▸ 原文:
アスパルテームは砂糖よりもはるかに甘みが強い低カロリー甘味料です。アスパルテームはごく少量で甘みを出せることから一般的に他の食品成分と混合され、消費者が簡単に同量の砂糖の代わりに使える様に調整されています。
砂糖の主成分はショ糖と呼ばれる物質で、グルコース(ブドウ糖)とフルクトース(果糖)が結合した炭水化物(糖質)の一種です。アスパルテームは2種類のアミノ酸、すなわち、アスパラギン酸とフェニルアラニンおよびメタノールが結合した物質です。アスパルテームは体内でアスパラギン酸とフェニルアラニンに分解、同時に少量のメタノールが発生します。これらの物質は、食肉、牛乳、果物、野菜など、私たちが日常的に口にしている食品にも多く含まれており、その含有量はアスパルテームに含まれている量をはるかに上回ります。したがって、他の食品から摂取される量に比べアスパルテームから摂取されるこれらの物質の量は微量です。また、食品から摂取した場合でもアスパルテームから摂取した場合でも、アミノ酸とメタノールは体内では区別されることなく代謝されます。
24時間体制の報道、インターネット、SNS―あらゆるメディアが視聴者数、リスナー数、閲覧者数、クリック数を競い合っており、センセーショナルな見出しで溢れかえっています。食品や栄養素に関する個人的見解や誤った解釈を展開する研究が注目されてしまい、人々に混乱や恐怖を生じさせることも実際に起きています。アスパルテームも例外ではありません。健康的な食事に役立つアスパルテームには、安全性や有用性を裏付ける多数の根拠があるにも関わらずメディアやインターネット上では根も葉もない批判的な主張が拡散されています。恐怖を煽る見出しを信じるのではなく、情報源に目を向け、他の見解にも目を通し、かかりつけの医師や登録栄養士など信頼できる専門家に相談し、ご自身の健康やアスパルテームなどの人工甘味料の役割についても話し合ってください。アメリカ栄養士会、アメリカ心臓協会、アメリカがん協会、アメリカ糖尿病学会、アメリカ農務省、アメリカ食品医薬品局、欧州食品安全機関、ニュージーランド栄養財団など、他の多くの信頼できるサイトでも、信頼性のある一般的な情報が提供されています。
30年以上前に認可されて以降、アスパルテームにはたくさんの紆余曲折を乗り越えてきた非常に興味深い歴史があります。
TImelineアスパルテームの略史
1965 年
アスパルテームが発見される。
1980 年
FAO/WHO合同食品添加物専門家会議(JECFA)により、一日摂取許容量(ADI)が体重1キログラム当たり40mg(例:体重約60kgの成人であれば一日あたり350mlのダイエット炭酸飲料13本を生涯に亘り安全に消費できる)での使用が認可される。
1981 年
アメリカ食品医薬品局(FDA)により乾燥した食品での使用が認可される。
1983 年
日本の厚生省(当時)が食品添加物として認可。
FDAは使用認可の範囲を広げ炭酸清涼飲料水での使用を認可。
1984 年
アメリカ疾病管理予防センター(CDC)が報告されたアスパルテームの使用に起因する有害事象を調査(報告された有害事象の苦情には、頭痛、不眠症、目まい、気分の変化、吐き気、下痢、その他胃腸の異常が含まれていた)。CDCは、「かなり様々な有害事象が報告されているものの、報告が多かった症状のほとんどが軽度で、一般集団によくある症状である」と断定。

▸ 作業項目 1:
原文について、次の問いに答えてください。
(a) アスパルテームは体内で何と何に分解されますか?
(b) アスパルテームが発見されたのは何年ですか?
(c) 日本の厚生省(当時)がアスパルテームを食品添加物として認可したのは何年ですか?
▸ 作業項目 2: 原文で、信頼性のある一般的な情報を提供しているとして名前が挙げられている機関をすべて書き出してください。
▸ 作業項目 3:
次の各記述は原文の内容と合っていますか?はいかいいえで答え、判断の根拠となる原文の語句をそのまま引用してください。
(a) FDAは1981年に炭酸清涼飲料水での使用を認可した。
(b) 砂糖の主成分であるショ糖は、グルコースとフルクトースが結合したものである。
(c) CDCは、報告された症状のほとんどが重度であると断定した。
データは原文の内容とは関係がありません。

▸ データ抜粋:
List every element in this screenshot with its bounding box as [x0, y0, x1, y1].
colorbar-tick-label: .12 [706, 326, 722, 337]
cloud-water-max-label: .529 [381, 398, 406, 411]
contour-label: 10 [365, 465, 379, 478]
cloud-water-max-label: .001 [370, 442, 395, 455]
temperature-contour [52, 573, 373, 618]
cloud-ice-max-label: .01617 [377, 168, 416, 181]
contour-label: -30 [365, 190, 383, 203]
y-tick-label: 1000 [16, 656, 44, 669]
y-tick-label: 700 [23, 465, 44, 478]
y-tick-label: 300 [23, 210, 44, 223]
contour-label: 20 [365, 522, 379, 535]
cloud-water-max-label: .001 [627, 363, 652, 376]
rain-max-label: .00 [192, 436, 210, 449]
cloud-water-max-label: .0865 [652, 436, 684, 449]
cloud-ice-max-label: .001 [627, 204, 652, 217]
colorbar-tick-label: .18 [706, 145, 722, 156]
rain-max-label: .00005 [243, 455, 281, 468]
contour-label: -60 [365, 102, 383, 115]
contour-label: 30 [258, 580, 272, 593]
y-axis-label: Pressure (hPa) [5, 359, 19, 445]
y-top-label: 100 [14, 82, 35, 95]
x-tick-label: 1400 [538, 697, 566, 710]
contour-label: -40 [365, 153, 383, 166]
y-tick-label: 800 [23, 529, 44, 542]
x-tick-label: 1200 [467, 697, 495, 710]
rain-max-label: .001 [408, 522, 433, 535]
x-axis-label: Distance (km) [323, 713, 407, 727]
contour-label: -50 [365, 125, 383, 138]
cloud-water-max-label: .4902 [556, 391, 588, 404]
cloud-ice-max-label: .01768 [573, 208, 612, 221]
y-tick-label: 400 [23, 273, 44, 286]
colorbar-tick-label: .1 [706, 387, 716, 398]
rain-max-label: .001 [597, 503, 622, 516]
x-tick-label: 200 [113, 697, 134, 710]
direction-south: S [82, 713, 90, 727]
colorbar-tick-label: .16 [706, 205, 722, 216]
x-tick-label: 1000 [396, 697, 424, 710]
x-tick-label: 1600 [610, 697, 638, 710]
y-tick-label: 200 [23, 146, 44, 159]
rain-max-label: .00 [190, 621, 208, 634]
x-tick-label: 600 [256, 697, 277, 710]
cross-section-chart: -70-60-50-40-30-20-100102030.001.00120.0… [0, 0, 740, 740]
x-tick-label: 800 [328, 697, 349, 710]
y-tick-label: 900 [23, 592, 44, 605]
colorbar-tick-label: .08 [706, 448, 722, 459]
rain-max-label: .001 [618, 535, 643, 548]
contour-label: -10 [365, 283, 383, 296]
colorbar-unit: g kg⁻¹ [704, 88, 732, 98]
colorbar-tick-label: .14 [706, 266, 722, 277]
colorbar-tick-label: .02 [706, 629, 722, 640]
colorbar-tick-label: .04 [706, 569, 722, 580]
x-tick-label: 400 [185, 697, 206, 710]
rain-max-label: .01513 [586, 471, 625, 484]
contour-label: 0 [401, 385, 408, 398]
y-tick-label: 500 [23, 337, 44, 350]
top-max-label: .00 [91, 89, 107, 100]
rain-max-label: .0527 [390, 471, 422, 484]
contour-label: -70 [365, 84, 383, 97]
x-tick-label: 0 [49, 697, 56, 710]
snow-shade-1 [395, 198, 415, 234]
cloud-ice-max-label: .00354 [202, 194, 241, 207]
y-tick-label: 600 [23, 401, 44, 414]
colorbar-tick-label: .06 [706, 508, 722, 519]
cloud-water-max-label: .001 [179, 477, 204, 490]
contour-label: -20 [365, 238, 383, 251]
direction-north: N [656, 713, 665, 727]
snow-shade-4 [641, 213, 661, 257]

▸ 解答欄 1:
(a) アスパラギン酸とフェニルアラニン(同時に少量のメタノールが発生します)
(b) 1965年
(c) 1983年

▸ 解答欄 2: アメリカ栄養士会、アメリカ心臓協会、アメリカがん協会、アメリカ糖尿病学会、アメリカ農務省、アメリカ食品医薬品局、欧州食品安全機関、ニュージーランド栄養財団

▸ 解答欄 3:
(a) いいえ。1981年は「アメリカ食品医薬品局(FDA)により乾燥した食品での使用が認可される。」とあり、1983年に「FDAは使用認可の範囲を広げ炭酸清涼飲料水での使用を認可。」とあります。
(b) はい。「グルコース(ブドウ糖)とフルクトース(果糖)が結合した炭水化物(糖質)の一種です」
(c) いいえ。「報告が多かった症状のほとんどが軽度で、一般集団によくある症状である」